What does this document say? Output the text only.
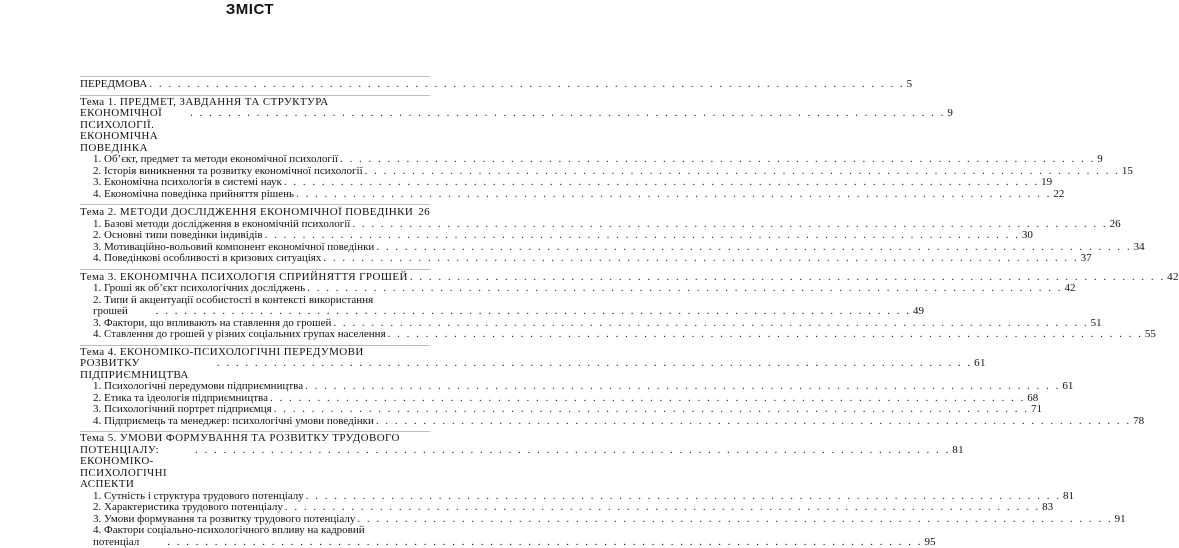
ЗМІСТ
ПЕРЕДМОВА . . . . . . . . . . . . . . . . . . . . . . . . . . . . . . . . . . . . . . . . . . . . . . . . . . . . . . . . . . . . . . . . . . . . . . . . . . . . . . . . 5
Тема 1. ПРЕДМЕТ, ЗАВДАННЯ ТА СТРУКТУРА
ЕКОНОМІЧНОЇ ПСИХОЛОГІЇ. ЕКОНОМІЧНА ПОВЕДІНКА
. . . . . . . . . . . . . . . . . . . . . . . . . . . . . . . . . . . . . . . . . . . . . . . . . . . . . . . . . . . . . . . . . . . . . . . . . . . . . . . . 9
1. Об’єкт, предмет та методи економічної психології . . . . . . . . . . . . . . . . . . . . . . . . . . . . . . . . . . . . . . . . . . . . . . . . . . . . . . . . . . . . . . . . . . . . . . . . . . . . . . . . 9
2. Історія виникнення та розвитку економічної психології . . . . . . . . . . . . . . . . . . . . . . . . . . . . . . . . . . . . . . . . . . . . . . . . . . . . . . . . . . . . . . . . . . . . . . . . . . . . . . . . 15
3. Економічна психологія в системі наук . . . . . . . . . . . . . . . . . . . . . . . . . . . . . . . . . . . . . . . . . . . . . . . . . . . . . . . . . . . . . . . . . . . . . . . . . . . . . . . . 19
4. Економічна поведінка прийняття рішень . . . . . . . . . . . . . . . . . . . . . . . . . . . . . . . . . . . . . . . . . . . . . . . . . . . . . . . . . . . . . . . . . . . . . . . . . . . . . . . . 22
Тема 2. МЕТОДИ ДОСЛІДЖЕННЯ ЕКОНОМІЧНОЇ ПОВЕДІНКИ 26
1. Базові методи дослідження в економічній психології . . . . . . . . . . . . . . . . . . . . . . . . . . . . . . . . . . . . . . . . . . . . . . . . . . . . . . . . . . . . . . . . . . . . . . . . . . . . . . . . 26
2. Основні типи поведінки індивідів . . . . . . . . . . . . . . . . . . . . . . . . . . . . . . . . . . . . . . . . . . . . . . . . . . . . . . . . . . . . . . . . . . . . . . . . . . . . . . . . 30
3. Мотиваційно-вольовий компонент економічної поведінки . . . . . . . . . . . . . . . . . . . . . . . . . . . . . . . . . . . . . . . . . . . . . . . . . . . . . . . . . . . . . . . . . . . . . . . . . . . . . . . . 34
4. Поведінкові особливості в кризових ситуаціях . . . . . . . . . . . . . . . . . . . . . . . . . . . . . . . . . . . . . . . . . . . . . . . . . . . . . . . . . . . . . . . . . . . . . . . . . . . . . . . . 37
Тема 3. ЕКОНОМІЧНА ПСИХОЛОГІЯ СПРИЙНЯТТЯ ГРОШЕЙ . . . . . . . . . . . . . . . . . . . . . . . . . . . . . . . . . . . . . . . . . . . . . . . . . . . . . . . . . . . . . . . . . . . . . . . . . . . . . . . . 42
1. Гроші як об’єкт психологічних досліджень . . . . . . . . . . . . . . . . . . . . . . . . . . . . . . . . . . . . . . . . . . . . . . . . . . . . . . . . . . . . . . . . . . . . . . . . . . . . . . . . 42
2. Типи й акцентуації особистості в контексті використання
грошей	. . . . . . . . . . . . . . . . . . . . . . . . . . . . . . . . . . . . . . . . . . . . . . . . . . . . . . . . . . . . . . . . . . . . . . . . . . . . . . . . 49
3. Фактори, що впливають на ставлення до грошей . . . . . . . . . . . . . . . . . . . . . . . . . . . . . . . . . . . . . . . . . . . . . . . . . . . . . . . . . . . . . . . . . . . . . . . . . . . . . . . . 51
4. Ставлення до грошей у різних соціальних групах населення . . . . . . . . . . . . . . . . . . . . . . . . . . . . . . . . . . . . . . . . . . . . . . . . . . . . . . . . . . . . . . . . . . . . . . . . . . . . . . . . 55
Тема 4. ЕКОНОМІКО-ПСИХОЛОГІЧНІ ПЕРЕДУМОВИ
РОЗВИТКУ ПІДПРИЄМНИЦТВА
. . . . . . . . . . . . . . . . . . . . . . . . . . . . . . . . . . . . . . . . . . . . . . . . . . . . . . . . . . . . . . . . . . . . . . . . . . . . . . . . 61
1. Психологічні передумови підприємництва . . . . . . . . . . . . . . . . . . . . . . . . . . . . . . . . . . . . . . . . . . . . . . . . . . . . . . . . . . . . . . . . . . . . . . . . . . . . . . . . 61
2. Етика та ідеологія підприємництва . . . . . . . . . . . . . . . . . . . . . . . . . . . . . . . . . . . . . . . . . . . . . . . . . . . . . . . . . . . . . . . . . . . . . . . . . . . . . . . . 68
3. Психологічний портрет підприємця . . . . . . . . . . . . . . . . . . . . . . . . . . . . . . . . . . . . . . . . . . . . . . . . . . . . . . . . . . . . . . . . . . . . . . . . . . . . . . . . 71
4. Підприємець та менеджер: психологічні умови поведінки . . . . . . . . . . . . . . . . . . . . . . . . . . . . . . . . . . . . . . . . . . . . . . . . . . . . . . . . . . . . . . . . . . . . . . . . . . . . . . . . 78
Тема 5. УМОВИ ФОРМУВАННЯ ТА РОЗВИТКУ ТРУДОВОГО
ПОТЕНЦІАЛУ: ЕКОНОМІКО-ПСИХОЛОГІЧНІ АСПЕКТИ
. . . . . . . . . . . . . . . . . . . . . . . . . . . . . . . . . . . . . . . . . . . . . . . . . . . . . . . . . . . . . . . . . . . . . . . . . . . . . . . . 81
1. Сутність і структура трудового потенціалу . . . . . . . . . . . . . . . . . . . . . . . . . . . . . . . . . . . . . . . . . . . . . . . . . . . . . . . . . . . . . . . . . . . . . . . . . . . . . . . . 81
2. Характеристика трудового потенціалу . . . . . . . . . . . . . . . . . . . . . . . . . . . . . . . . . . . . . . . . . . . . . . . . . . . . . . . . . . . . . . . . . . . . . . . . . . . . . . . . 83
3. Умови формування та розвитку трудового потенціалу . . . . . . . . . . . . . . . . . . . . . . . . . . . . . . . . . . . . . . . . . . . . . . . . . . . . . . . . . . . . . . . . . . . . . . . . . . . . . . . . 91
4. Фактори соціально-психологічного впливу на кадровий
потенціал	. . . . . . . . . . . . . . . . . . . . . . . . . . . . . . . . . . . . . . . . . . . . . . . . . . . . . . . . . . . . . . . . . . . . . . . . . . . . . . . . 95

#####

Directions for this task: Without the pictures, transcribe the listing above exactly.

Result:
What does this document say? Output the text only.
ЗМІСТ
ПЕРЕДМОВА . . . . . . . . . . . . . . . . . . . . . . . . . . . . . . . . . . . . . . . . . . . . . . . . . . . . . . . . . . . . . . . . . . . . . . . . . . . . . . . . 5
Тема 1. ПРЕДМЕТ, ЗАВДАННЯ ТА СТРУКТУРА
ЕКОНОМІЧНОЇ ПСИХОЛОГІЇ. ЕКОНОМІЧНА ПОВЕДІНКА
. . . . . . . . . . . . . . . . . . . . . . . . . . . . . . . . . . . . . . . . . . . . . . . . . . . . . . . . . . . . . . . . . . . . . . . . . . . . . . . . 9
1. Об’єкт, предмет та методи економічної психології . . . . . . . . . . . . . . . . . . . . . . . . . . . . . . . . . . . . . . . . . . . . . . . . . . . . . . . . . . . . . . . . . . . . . . . . . . . . . . . . 9
2. Історія виникнення та розвитку економічної психології . . . . . . . . . . . . . . . . . . . . . . . . . . . . . . . . . . . . . . . . . . . . . . . . . . . . . . . . . . . . . . . . . . . . . . . . . . . . . . . . 15
3. Економічна психологія в системі наук . . . . . . . . . . . . . . . . . . . . . . . . . . . . . . . . . . . . . . . . . . . . . . . . . . . . . . . . . . . . . . . . . . . . . . . . . . . . . . . . 19
4. Економічна поведінка прийняття рішень . . . . . . . . . . . . . . . . . . . . . . . . . . . . . . . . . . . . . . . . . . . . . . . . . . . . . . . . . . . . . . . . . . . . . . . . . . . . . . . . 22
Тема 2. МЕТОДИ ДОСЛІДЖЕННЯ ЕКОНОМІЧНОЇ ПОВЕДІНКИ 26
1. Базові методи дослідження в економічній психології . . . . . . . . . . . . . . . . . . . . . . . . . . . . . . . . . . . . . . . . . . . . . . . . . . . . . . . . . . . . . . . . . . . . . . . . . . . . . . . . 26
2. Основні типи поведінки індивідів . . . . . . . . . . . . . . . . . . . . . . . . . . . . . . . . . . . . . . . . . . . . . . . . . . . . . . . . . . . . . . . . . . . . . . . . . . . . . . . . 30
3. Мотиваційно-вольовий компонент економічної поведінки . . . . . . . . . . . . . . . . . . . . . . . . . . . . . . . . . . . . . . . . . . . . . . . . . . . . . . . . . . . . . . . . . . . . . . . . . . . . . . . . 34
4. Поведінкові особливості в кризових ситуаціях . . . . . . . . . . . . . . . . . . . . . . . . . . . . . . . . . . . . . . . . . . . . . . . . . . . . . . . . . . . . . . . . . . . . . . . . . . . . . . . . 37
Тема 3. ЕКОНОМІЧНА ПСИХОЛОГІЯ СПРИЙНЯТТЯ ГРОШЕЙ . . . . . . . . . . . . . . . . . . . . . . . . . . . . . . . . . . . . . . . . . . . . . . . . . . . . . . . . . . . . . . . . . . . . . . . . . . . . . . . . 42
1. Гроші як об’єкт психологічних досліджень . . . . . . . . . . . . . . . . . . . . . . . . . . . . . . . . . . . . . . . . . . . . . . . . . . . . . . . . . . . . . . . . . . . . . . . . . . . . . . . . 42
2. Типи й акцентуації особистості в контексті використання
грошей	. . . . . . . . . . . . . . . . . . . . . . . . . . . . . . . . . . . . . . . . . . . . . . . . . . . . . . . . . . . . . . . . . . . . . . . . . . . . . . . . 49
3. Фактори, що впливають на ставлення до грошей . . . . . . . . . . . . . . . . . . . . . . . . . . . . . . . . . . . . . . . . . . . . . . . . . . . . . . . . . . . . . . . . . . . . . . . . . . . . . . . . 51
4. Ставлення до грошей у різних соціальних групах населення . . . . . . . . . . . . . . . . . . . . . . . . . . . . . . . . . . . . . . . . . . . . . . . . . . . . . . . . . . . . . . . . . . . . . . . . . . . . . . . . 55
Тема 4. ЕКОНОМІКО-ПСИХОЛОГІЧНІ ПЕРЕДУМОВИ
РОЗВИТКУ ПІДПРИЄМНИЦТВА
. . . . . . . . . . . . . . . . . . . . . . . . . . . . . . . . . . . . . . . . . . . . . . . . . . . . . . . . . . . . . . . . . . . . . . . . . . . . . . . . 61
1. Психологічні передумови підприємництва . . . . . . . . . . . . . . . . . . . . . . . . . . . . . . . . . . . . . . . . . . . . . . . . . . . . . . . . . . . . . . . . . . . . . . . . . . . . . . . . 61
2. Етика та ідеологія підприємництва . . . . . . . . . . . . . . . . . . . . . . . . . . . . . . . . . . . . . . . . . . . . . . . . . . . . . . . . . . . . . . . . . . . . . . . . . . . . . . . . 68
3. Психологічний портрет підприємця . . . . . . . . . . . . . . . . . . . . . . . . . . . . . . . . . . . . . . . . . . . . . . . . . . . . . . . . . . . . . . . . . . . . . . . . . . . . . . . . 71
4. Підприємець та менеджер: психологічні умови поведінки . . . . . . . . . . . . . . . . . . . . . . . . . . . . . . . . . . . . . . . . . . . . . . . . . . . . . . . . . . . . . . . . . . . . . . . . . . . . . . . . 78
Тема 5. УМОВИ ФОРМУВАННЯ ТА РОЗВИТКУ ТРУДОВОГО
ПОТЕНЦІАЛУ: ЕКОНОМІКО-ПСИХОЛОГІЧНІ АСПЕКТИ
. . . . . . . . . . . . . . . . . . . . . . . . . . . . . . . . . . . . . . . . . . . . . . . . . . . . . . . . . . . . . . . . . . . . . . . . . . . . . . . . 81
1. Сутність і структура трудового потенціалу . . . . . . . . . . . . . . . . . . . . . . . . . . . . . . . . . . . . . . . . . . . . . . . . . . . . . . . . . . . . . . . . . . . . . . . . . . . . . . . . 81
2. Характеристика трудового потенціалу . . . . . . . . . . . . . . . . . . . . . . . . . . . . . . . . . . . . . . . . . . . . . . . . . . . . . . . . . . . . . . . . . . . . . . . . . . . . . . . . 83
3. Умови формування та розвитку трудового потенціалу . . . . . . . . . . . . . . . . . . . . . . . . . . . . . . . . . . . . . . . . . . . . . . . . . . . . . . . . . . . . . . . . . . . . . . . . . . . . . . . . 91
4. Фактори соціально-психологічного впливу на кадровий
потенціал	. . . . . . . . . . . . . . . . . . . . . . . . . . . . . . . . . . . . . . . . . . . . . . . . . . . . . . . . . . . . . . . . . . . . . . . . . . . . . . . . 95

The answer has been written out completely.